§ WHAT IS REQUIRED: Could you restate all of the entries, word for word?

§ RECORDS SUPPLIED:

╭──

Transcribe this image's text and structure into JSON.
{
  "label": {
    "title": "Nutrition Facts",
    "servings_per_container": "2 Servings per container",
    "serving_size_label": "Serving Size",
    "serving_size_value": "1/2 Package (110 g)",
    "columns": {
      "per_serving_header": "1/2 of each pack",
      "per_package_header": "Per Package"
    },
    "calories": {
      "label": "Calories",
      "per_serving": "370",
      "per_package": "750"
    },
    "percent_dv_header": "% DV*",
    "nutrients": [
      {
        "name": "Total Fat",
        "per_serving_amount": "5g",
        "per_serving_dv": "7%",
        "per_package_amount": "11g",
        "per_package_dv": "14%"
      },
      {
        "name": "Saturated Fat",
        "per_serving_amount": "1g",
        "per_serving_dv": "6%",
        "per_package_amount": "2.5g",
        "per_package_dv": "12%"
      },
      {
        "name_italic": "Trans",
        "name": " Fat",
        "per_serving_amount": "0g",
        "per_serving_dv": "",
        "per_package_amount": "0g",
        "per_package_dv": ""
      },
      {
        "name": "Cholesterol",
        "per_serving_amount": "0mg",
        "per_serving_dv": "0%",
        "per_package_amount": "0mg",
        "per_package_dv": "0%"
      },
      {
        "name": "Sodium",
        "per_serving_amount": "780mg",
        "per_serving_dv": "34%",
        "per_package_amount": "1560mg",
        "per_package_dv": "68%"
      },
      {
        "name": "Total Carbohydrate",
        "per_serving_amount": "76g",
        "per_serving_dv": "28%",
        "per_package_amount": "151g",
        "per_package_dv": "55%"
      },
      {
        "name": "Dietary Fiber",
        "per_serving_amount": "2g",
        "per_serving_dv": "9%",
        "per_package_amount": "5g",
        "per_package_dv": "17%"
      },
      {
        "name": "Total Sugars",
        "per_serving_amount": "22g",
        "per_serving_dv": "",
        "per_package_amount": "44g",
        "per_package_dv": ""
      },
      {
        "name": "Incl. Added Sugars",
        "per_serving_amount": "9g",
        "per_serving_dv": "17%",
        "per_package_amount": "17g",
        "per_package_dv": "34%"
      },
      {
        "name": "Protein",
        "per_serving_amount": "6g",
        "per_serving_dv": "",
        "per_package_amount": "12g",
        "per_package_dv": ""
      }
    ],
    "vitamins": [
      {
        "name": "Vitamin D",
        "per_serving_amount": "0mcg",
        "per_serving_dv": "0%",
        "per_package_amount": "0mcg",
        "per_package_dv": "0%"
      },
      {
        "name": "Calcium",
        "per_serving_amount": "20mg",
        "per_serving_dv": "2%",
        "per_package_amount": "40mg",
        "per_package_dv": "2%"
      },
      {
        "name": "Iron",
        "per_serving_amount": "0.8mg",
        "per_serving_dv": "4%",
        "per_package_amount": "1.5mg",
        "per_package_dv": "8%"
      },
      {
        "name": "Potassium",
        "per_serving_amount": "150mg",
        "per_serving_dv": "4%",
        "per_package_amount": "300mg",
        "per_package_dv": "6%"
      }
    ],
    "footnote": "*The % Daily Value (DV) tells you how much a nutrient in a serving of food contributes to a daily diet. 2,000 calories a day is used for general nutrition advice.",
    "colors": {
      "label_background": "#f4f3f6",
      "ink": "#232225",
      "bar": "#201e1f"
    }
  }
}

╰──

§ RESULT OF THIS TASK:
Transcribe this image's text and structure into JSON.
{
  "label": {
    "title": "Nutrition Facts",
    "servings_per_container": "2 Servings per container",
    "serving_size_label": "Serving Size",
    "serving_size_value": "1/2 Package (110 g)",
    "columns": {
      "per_serving_header": "1/2 of each pack",
      "per_package_header": "Per Package"
    },
    "calories": {
      "label": "Calories",
      "per_serving": "370",
      "per_package": "750"
    },
    "percent_dv_header": "% DV*",
    "nutrients": [
      {
        "name": "Total Fat",
        "per_serving_amount": "5g",
        "per_serving_dv": "7%",
        "per_package_amount": "11g",
        "per_package_dv": "14%"
      },
      {
        "name": "Saturated Fat",
        "per_serving_amount": "1g",
        "per_serving_dv": "6%",
        "per_package_amount": "2.5g",
        "per_package_dv": "12%"
      },
      {
        "name_italic": "Trans",
        "name": " Fat",
        "per_serving_amount": "0g",
        "per_serving_dv": "",
        "per_package_amount": "0g",
        "per_package_dv": ""
      },
      {
        "name": "Cholesterol",
        "per_serving_amount": "0mg",
        "per_serving_dv": "0%",
        "per_package_amount": "0mg",
        "per_package_dv": "0%"
      },
      {
        "name": "Sodium",
        "per_serving_amount": "780mg",
        "per_serving_dv": "34%",
        "per_package_amount": "1560mg",
        "per_package_dv": "68%"
      },
      {
        "name": "Total Carbohydrate",
        "per_serving_amount": "76g",
        "per_serving_dv": "28%",
        "per_package_amount": "151g",
        "per_package_dv": "55%"
      },
      {
        "name": "Dietary Fiber",
        "per_serving_amount": "2g",
        "per_serving_dv": "9%",
        "per_package_amount": "5g",
        "per_package_dv": "17%"
      },
      {
        "name": "Total Sugars",
        "per_serving_amount": "22g",
        "per_serving_dv": "",
        "per_package_amount": "44g",
        "per_package_dv": ""
      },
      {
        "name": "Incl. Added Sugars",
        "per_serving_amount": "9g",
        "per_serving_dv": "17%",
        "per_package_amount": "17g",
        "per_package_dv": "34%"
      },
      {
        "name": "Protein",
        "per_serving_amount": "6g",
        "per_serving_dv": "",
        "per_package_amount": "12g",
        "per_package_dv": ""
      }
    ],
    "vitamins": [
      {
        "name": "Vitamin D",
        "per_serving_amount": "0mcg",
        "per_serving_dv": "0%",
        "per_package_amount": "0mcg",
        "per_package_dv": "0%"
      },
      {
        "name": "Calcium",
        "per_serving_amount": "20mg",
        "per_serving_dv": "2%",
        "per_package_amount": "40mg",
        "per_package_dv": "2%"
      },
      {
        "name": "Iron",
        "per_serving_amount": "0.8mg",
        "per_serving_dv": "4%",
        "per_package_amount": "1.5mg",
        "per_package_dv": "8%"
      },
      {
        "name": "Potassium",
        "per_serving_amount": "150mg",
        "per_serving_dv": "4%",
        "per_package_amount": "300mg",
        "per_package_dv": "6%"
      }
    ],
    "footnote": "*The % Daily Value (DV) tells you how much a nutrient in a serving of food contributes to a daily diet. 2,000 calories a day is used for general nutrition advice.",
    "colors": {
      "label_background": "#f4f3f6",
      "ink": "#232225",
      "bar": "#201e1f"
    }
  }
}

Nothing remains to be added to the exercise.